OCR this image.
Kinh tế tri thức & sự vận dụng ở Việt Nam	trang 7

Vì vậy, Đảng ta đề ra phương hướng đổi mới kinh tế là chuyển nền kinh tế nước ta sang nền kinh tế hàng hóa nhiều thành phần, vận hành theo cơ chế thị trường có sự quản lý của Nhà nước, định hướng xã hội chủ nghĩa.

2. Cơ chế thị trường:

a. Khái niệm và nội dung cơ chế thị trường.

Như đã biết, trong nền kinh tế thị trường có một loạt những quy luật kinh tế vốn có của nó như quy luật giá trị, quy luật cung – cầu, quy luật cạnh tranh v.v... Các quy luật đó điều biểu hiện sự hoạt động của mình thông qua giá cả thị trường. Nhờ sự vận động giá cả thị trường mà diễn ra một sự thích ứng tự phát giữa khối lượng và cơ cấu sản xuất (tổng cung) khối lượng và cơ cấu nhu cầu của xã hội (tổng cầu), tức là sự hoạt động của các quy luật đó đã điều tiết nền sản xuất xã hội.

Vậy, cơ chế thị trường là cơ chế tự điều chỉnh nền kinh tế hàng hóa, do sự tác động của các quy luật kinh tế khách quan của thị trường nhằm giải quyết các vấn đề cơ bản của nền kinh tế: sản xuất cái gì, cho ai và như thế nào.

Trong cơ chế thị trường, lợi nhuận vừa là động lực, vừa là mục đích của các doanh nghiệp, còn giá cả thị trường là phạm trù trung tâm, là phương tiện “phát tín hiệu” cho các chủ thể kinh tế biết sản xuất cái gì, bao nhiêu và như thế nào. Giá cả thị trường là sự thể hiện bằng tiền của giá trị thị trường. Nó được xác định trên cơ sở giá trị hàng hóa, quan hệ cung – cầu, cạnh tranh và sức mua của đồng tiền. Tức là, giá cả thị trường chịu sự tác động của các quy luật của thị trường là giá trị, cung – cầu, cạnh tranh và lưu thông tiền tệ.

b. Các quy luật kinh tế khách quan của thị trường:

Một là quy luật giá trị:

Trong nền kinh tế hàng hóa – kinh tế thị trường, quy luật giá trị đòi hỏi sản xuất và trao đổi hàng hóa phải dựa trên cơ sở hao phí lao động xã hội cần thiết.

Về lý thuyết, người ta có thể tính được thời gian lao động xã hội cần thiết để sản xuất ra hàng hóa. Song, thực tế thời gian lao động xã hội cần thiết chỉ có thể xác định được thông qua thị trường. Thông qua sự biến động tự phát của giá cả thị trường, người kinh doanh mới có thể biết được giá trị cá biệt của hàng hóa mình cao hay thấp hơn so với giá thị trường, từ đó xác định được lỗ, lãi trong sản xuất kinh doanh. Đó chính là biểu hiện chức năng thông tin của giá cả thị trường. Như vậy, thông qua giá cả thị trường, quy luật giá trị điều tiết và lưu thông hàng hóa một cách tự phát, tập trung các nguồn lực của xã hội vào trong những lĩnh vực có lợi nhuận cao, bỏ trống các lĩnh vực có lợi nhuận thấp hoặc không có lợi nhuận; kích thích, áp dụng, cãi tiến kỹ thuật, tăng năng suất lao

▬▬▬▬▬▬

--- Problem description ---
Search the lines for the word "khách" and report how many contain it, by number only.

--- Answer to this problem ---
2